OBJECTIVE
Please print all of the material below, word for word.

SUPPLIED DATA
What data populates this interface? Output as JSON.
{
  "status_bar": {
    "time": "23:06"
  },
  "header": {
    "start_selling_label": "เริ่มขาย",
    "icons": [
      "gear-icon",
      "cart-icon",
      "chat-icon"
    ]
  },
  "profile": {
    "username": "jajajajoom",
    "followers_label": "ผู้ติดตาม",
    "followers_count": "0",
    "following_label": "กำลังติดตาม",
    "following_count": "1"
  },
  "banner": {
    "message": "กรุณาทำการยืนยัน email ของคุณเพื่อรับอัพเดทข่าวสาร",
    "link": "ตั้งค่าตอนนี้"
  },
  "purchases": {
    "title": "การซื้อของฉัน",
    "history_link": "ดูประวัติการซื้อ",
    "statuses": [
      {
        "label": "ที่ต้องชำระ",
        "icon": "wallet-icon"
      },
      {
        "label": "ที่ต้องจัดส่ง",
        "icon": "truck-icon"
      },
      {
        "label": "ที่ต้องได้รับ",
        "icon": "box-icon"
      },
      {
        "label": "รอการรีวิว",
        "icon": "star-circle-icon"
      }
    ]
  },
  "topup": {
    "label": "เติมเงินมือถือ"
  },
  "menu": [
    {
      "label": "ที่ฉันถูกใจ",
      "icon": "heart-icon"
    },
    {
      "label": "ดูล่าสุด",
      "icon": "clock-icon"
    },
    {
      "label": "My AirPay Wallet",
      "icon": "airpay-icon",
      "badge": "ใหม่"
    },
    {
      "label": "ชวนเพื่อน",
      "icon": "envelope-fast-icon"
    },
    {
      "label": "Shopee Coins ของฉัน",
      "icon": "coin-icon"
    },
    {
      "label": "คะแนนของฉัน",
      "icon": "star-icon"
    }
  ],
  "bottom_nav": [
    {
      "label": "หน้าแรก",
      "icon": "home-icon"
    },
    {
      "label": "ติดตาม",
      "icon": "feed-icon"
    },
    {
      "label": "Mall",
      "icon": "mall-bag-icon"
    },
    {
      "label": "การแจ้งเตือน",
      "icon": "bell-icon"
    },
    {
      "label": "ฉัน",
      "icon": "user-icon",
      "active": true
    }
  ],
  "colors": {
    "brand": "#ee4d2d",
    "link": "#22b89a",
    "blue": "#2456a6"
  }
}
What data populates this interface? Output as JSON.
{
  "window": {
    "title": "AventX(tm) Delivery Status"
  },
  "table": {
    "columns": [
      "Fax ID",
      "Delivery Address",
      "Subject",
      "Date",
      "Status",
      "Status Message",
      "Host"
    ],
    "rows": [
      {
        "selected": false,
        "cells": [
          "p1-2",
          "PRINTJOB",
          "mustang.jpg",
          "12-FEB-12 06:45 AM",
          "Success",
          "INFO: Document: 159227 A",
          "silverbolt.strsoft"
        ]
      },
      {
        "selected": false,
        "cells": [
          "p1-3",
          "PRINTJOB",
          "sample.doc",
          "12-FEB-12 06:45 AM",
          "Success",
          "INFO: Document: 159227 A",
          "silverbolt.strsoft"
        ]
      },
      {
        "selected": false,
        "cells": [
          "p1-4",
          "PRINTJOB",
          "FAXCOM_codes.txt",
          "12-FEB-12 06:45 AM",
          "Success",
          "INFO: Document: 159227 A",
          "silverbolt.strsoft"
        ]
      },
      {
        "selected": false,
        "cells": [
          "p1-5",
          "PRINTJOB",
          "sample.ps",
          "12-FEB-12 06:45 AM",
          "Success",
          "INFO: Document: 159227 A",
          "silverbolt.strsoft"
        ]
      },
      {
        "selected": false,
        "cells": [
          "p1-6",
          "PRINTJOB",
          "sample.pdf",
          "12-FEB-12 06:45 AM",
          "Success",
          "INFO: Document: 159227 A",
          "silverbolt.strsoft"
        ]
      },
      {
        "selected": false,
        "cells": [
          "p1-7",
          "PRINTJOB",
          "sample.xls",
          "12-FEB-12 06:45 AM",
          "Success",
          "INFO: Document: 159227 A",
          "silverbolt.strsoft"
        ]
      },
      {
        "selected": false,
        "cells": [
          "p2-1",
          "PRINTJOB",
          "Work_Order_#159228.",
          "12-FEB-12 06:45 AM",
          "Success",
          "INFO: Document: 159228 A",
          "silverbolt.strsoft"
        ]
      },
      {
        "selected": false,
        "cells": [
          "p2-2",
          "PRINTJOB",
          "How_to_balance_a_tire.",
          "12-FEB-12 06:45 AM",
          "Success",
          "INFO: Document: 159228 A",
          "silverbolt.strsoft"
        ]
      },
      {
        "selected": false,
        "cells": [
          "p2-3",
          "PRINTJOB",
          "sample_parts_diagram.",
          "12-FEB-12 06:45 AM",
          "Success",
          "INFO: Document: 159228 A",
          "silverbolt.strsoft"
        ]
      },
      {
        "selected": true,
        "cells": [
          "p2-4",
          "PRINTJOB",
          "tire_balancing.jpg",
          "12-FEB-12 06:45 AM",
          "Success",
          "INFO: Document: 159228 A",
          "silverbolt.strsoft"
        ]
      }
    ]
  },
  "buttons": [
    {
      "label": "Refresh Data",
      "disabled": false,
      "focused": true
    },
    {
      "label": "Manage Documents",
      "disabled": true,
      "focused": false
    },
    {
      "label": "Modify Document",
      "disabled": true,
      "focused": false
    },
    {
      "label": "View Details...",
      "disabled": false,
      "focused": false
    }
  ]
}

SOLUTION TO THIS TASK
What data populates this interface? Output as JSON.
{
  "status_bar": {
    "time": "23:06"
  },
  "header": {
    "start_selling_label": "เริ่มขาย",
    "icons": [
      "gear-icon",
      "cart-icon",
      "chat-icon"
    ]
  },
  "profile": {
    "username": "jajajajoom",
    "followers_label": "ผู้ติดตาม",
    "followers_count": "0",
    "following_label": "กำลังติดตาม",
    "following_count": "1"
  },
  "banner": {
    "message": "กรุณาทำการยืนยัน email ของคุณเพื่อรับอัพเดทข่าวสาร",
    "link": "ตั้งค่าตอนนี้"
  },
  "purchases": {
    "title": "การซื้อของฉัน",
    "history_link": "ดูประวัติการซื้อ",
    "statuses": [
      {
        "label": "ที่ต้องชำระ",
        "icon": "wallet-icon"
      },
      {
        "label": "ที่ต้องจัดส่ง",
        "icon": "truck-icon"
      },
      {
        "label": "ที่ต้องได้รับ",
        "icon": "box-icon"
      },
      {
        "label": "รอการรีวิว",
        "icon": "star-circle-icon"
      }
    ]
  },
  "topup": {
    "label": "เติมเงินมือถือ"
  },
  "menu": [
    {
      "label": "ที่ฉันถูกใจ",
      "icon": "heart-icon"
    },
    {
      "label": "ดูล่าสุด",
      "icon": "clock-icon"
    },
    {
      "label": "My AirPay Wallet",
      "icon": "airpay-icon",
      "badge": "ใหม่"
    },
    {
      "label": "ชวนเพื่อน",
      "icon": "envelope-fast-icon"
    },
    {
      "label": "Shopee Coins ของฉัน",
      "icon": "coin-icon"
    },
    {
      "label": "คะแนนของฉัน",
      "icon": "star-icon"
    }
  ],
  "bottom_nav": [
    {
      "label": "หน้าแรก",
      "icon": "home-icon"
    },
    {
      "label": "ติดตาม",
      "icon": "feed-icon"
    },
    {
      "label": "Mall",
      "icon": "mall-bag-icon"
    },
    {
      "label": "การแจ้งเตือน",
      "icon": "bell-icon"
    },
    {
      "label": "ฉัน",
      "icon": "user-icon",
      "active": true
    }
  ],
  "colors": {
    "brand": "#ee4d2d",
    "link": "#22b89a",
    "blue": "#2456a6"
  }
}
What data populates this interface? Output as JSON.
{
  "window": {
    "title": "AventX(tm) Delivery Status"
  },
  "table": {
    "columns": [
      "Fax ID",
      "Delivery Address",
      "Subject",
      "Date",
      "Status",
      "Status Message",
      "Host"
    ],
    "rows": [
      {
        "selected": false,
        "cells": [
          "p1-2",
          "PRINTJOB",
          "mustang.jpg",
          "12-FEB-12 06:45 AM",
          "Success",
          "INFO: Document: 159227 A",
          "silverbolt.strsoft"
        ]
      },
      {
        "selected": false,
        "cells": [
          "p1-3",
          "PRINTJOB",
          "sample.doc",
          "12-FEB-12 06:45 AM",
          "Success",
          "INFO: Document: 159227 A",
          "silverbolt.strsoft"
        ]
      },
      {
        "selected": false,
        "cells": [
          "p1-4",
          "PRINTJOB",
          "FAXCOM_codes.txt",
          "12-FEB-12 06:45 AM",
          "Success",
          "INFO: Document: 159227 A",
          "silverbolt.strsoft"
        ]
      },
      {
        "selected": false,
        "cells": [
          "p1-5",
          "PRINTJOB",
          "sample.ps",
          "12-FEB-12 06:45 AM",
          "Success",
          "INFO: Document: 159227 A",
          "silverbolt.strsoft"
        ]
      },
      {
        "selected": false,
        "cells": [
          "p1-6",
          "PRINTJOB",
          "sample.pdf",
          "12-FEB-12 06:45 AM",
          "Success",
          "INFO: Document: 159227 A",
          "silverbolt.strsoft"
        ]
      },
      {
        "selected": false,
        "cells": [
          "p1-7",
          "PRINTJOB",
          "sample.xls",
          "12-FEB-12 06:45 AM",
          "Success",
          "INFO: Document: 159227 A",
          "silverbolt.strsoft"
        ]
      },
      {
        "selected": false,
        "cells": [
          "p2-1",
          "PRINTJOB",
          "Work_Order_#159228.",
          "12-FEB-12 06:45 AM",
          "Success",
          "INFO: Document: 159228 A",
          "silverbolt.strsoft"
        ]
      },
      {
        "selected": false,
        "cells": [
          "p2-2",
          "PRINTJOB",
          "How_to_balance_a_tire.",
          "12-FEB-12 06:45 AM",
          "Success",
          "INFO: Document: 159228 A",
          "silverbolt.strsoft"
        ]
      },
      {
        "selected": false,
        "cells": [
          "p2-3",
          "PRINTJOB",
          "sample_parts_diagram.",
          "12-FEB-12 06:45 AM",
          "Success",
          "INFO: Document: 159228 A",
          "silverbolt.strsoft"
        ]
      },
      {
        "selected": true,
        "cells": [
          "p2-4",
          "PRINTJOB",
          "tire_balancing.jpg",
          "12-FEB-12 06:45 AM",
          "Success",
          "INFO: Document: 159228 A",
          "silverbolt.strsoft"
        ]
      }
    ]
  },
  "buttons": [
    {
      "label": "Refresh Data",
      "disabled": false,
      "focused": true
    },
    {
      "label": "Manage Documents",
      "disabled": true,
      "focused": false
    },
    {
      "label": "Modify Document",
      "disabled": true,
      "focused": false
    },
    {
      "label": "View Details...",
      "disabled": false,
      "focused": false
    }
  ]
}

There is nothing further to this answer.